(Items from a data source)
■ ■ ■ ■

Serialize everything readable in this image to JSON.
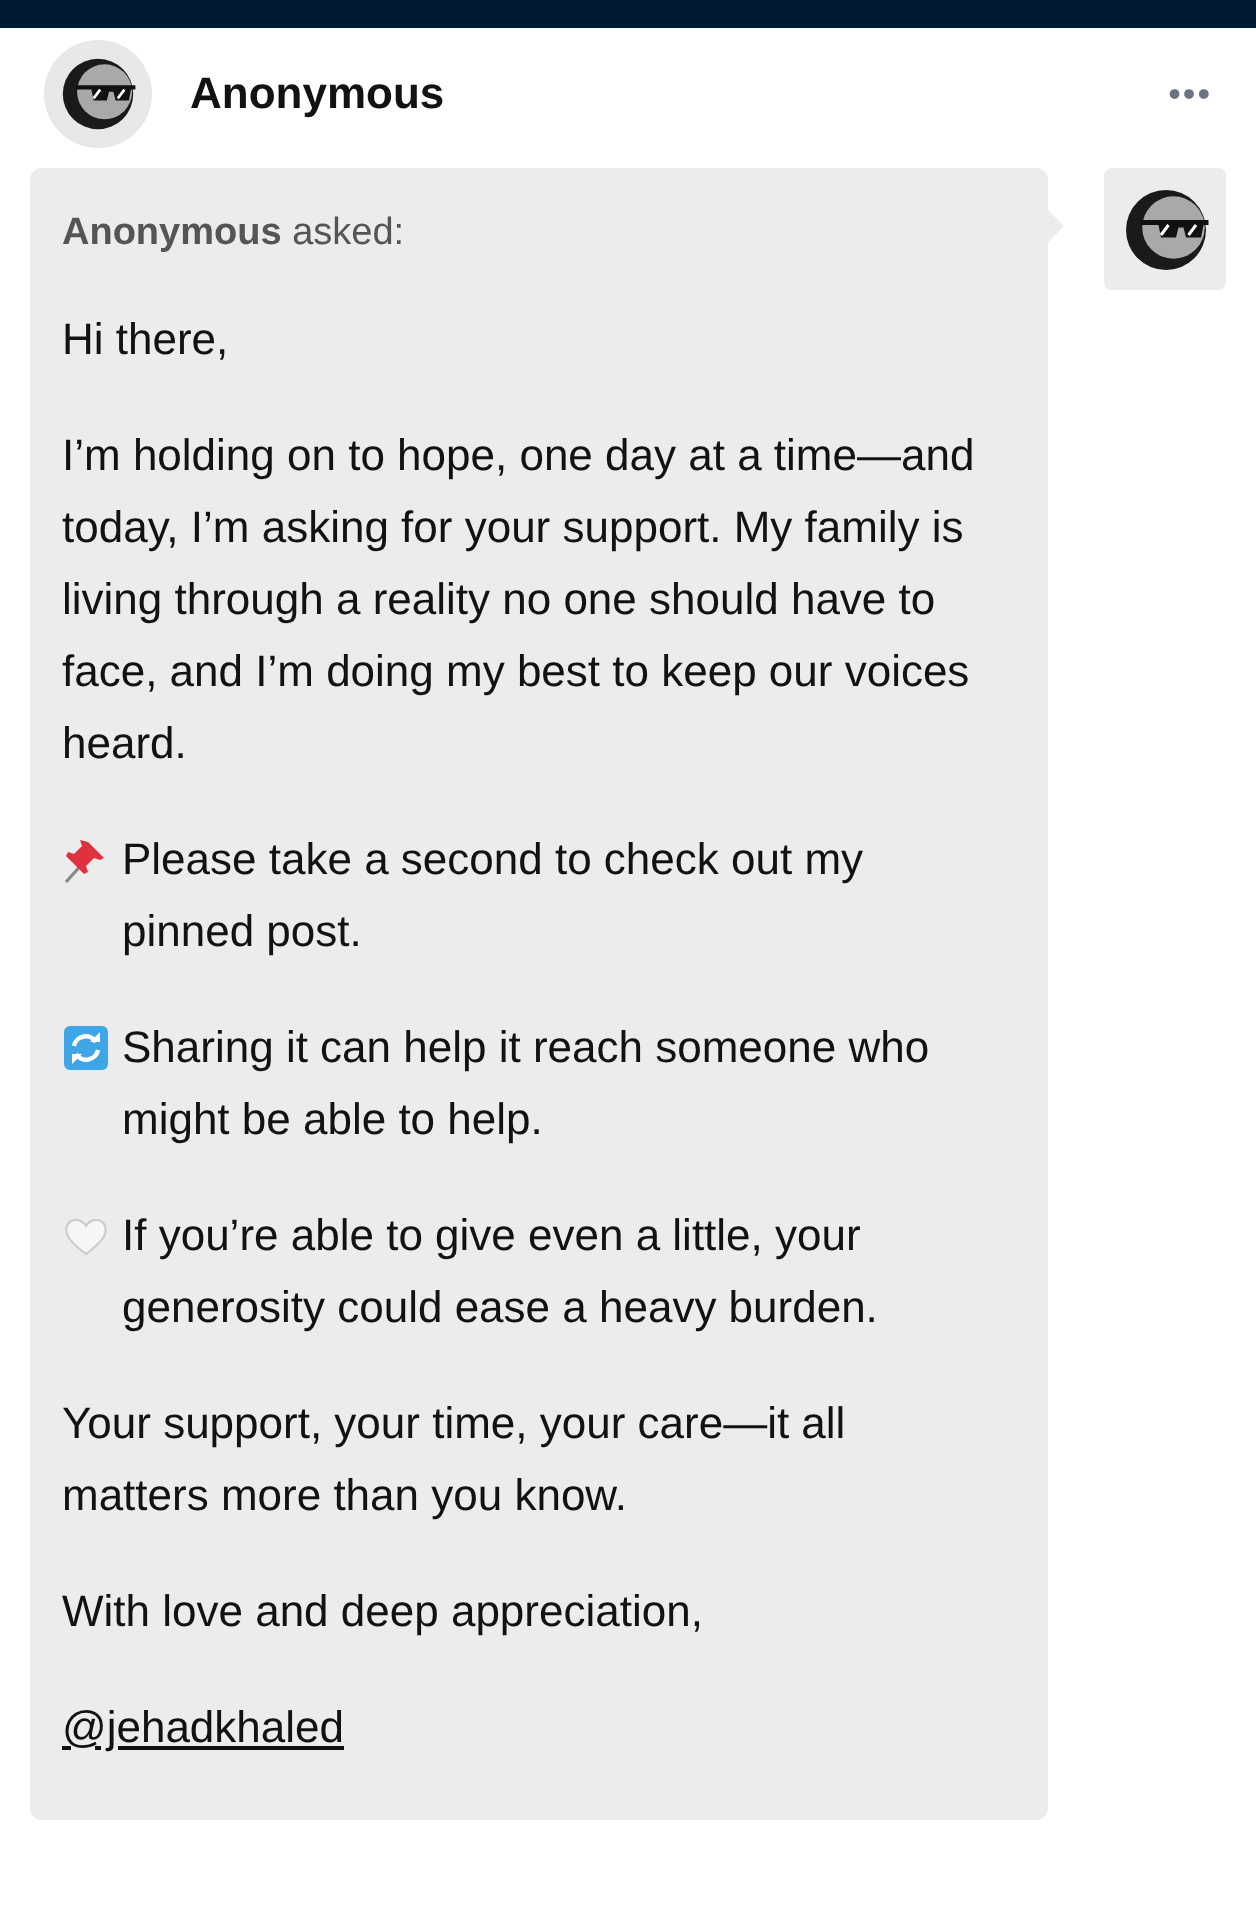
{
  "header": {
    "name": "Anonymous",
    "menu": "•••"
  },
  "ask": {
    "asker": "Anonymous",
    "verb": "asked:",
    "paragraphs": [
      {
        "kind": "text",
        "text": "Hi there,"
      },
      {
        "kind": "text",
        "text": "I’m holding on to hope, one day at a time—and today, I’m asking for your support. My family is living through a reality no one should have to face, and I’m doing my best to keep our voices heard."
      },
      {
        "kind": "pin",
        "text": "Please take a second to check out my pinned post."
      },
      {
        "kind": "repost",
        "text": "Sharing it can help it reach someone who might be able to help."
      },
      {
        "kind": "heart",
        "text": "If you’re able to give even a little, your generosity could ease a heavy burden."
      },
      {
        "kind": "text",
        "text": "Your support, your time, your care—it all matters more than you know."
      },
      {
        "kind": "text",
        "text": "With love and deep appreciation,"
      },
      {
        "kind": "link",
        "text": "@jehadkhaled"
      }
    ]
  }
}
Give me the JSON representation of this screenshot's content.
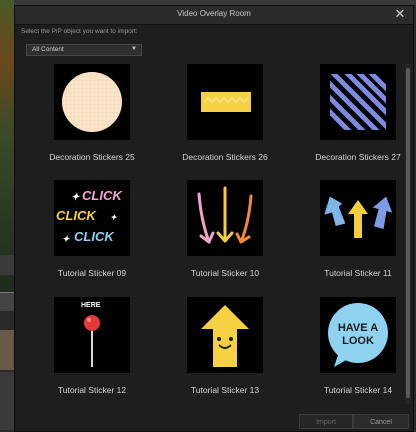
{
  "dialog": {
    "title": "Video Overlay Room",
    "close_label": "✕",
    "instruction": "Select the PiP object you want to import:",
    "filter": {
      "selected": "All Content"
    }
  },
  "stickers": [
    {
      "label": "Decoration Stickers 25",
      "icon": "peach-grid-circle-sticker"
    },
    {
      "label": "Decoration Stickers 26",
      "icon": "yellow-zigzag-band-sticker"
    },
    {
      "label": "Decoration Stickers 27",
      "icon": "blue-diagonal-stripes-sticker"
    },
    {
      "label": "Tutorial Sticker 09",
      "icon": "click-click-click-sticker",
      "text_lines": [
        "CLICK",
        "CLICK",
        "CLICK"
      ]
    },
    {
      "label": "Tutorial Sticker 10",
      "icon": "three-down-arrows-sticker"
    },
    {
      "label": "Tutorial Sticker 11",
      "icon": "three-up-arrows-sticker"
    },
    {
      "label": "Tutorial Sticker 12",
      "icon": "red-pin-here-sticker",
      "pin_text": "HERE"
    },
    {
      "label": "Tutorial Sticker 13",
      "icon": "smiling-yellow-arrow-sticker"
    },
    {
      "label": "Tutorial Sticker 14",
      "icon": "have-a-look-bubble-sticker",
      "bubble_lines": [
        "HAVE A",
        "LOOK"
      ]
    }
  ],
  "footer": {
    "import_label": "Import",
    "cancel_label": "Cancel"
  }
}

■ ■ ■ ■

__WHAT NEEDS TO BE DONE__: Select every line in the material above where the string "three" occurs, and copy it.

__SOLVED PROBLEM__:
      "icon": "three-down-arrows-sticker"
      "icon": "three-up-arrows-sticker"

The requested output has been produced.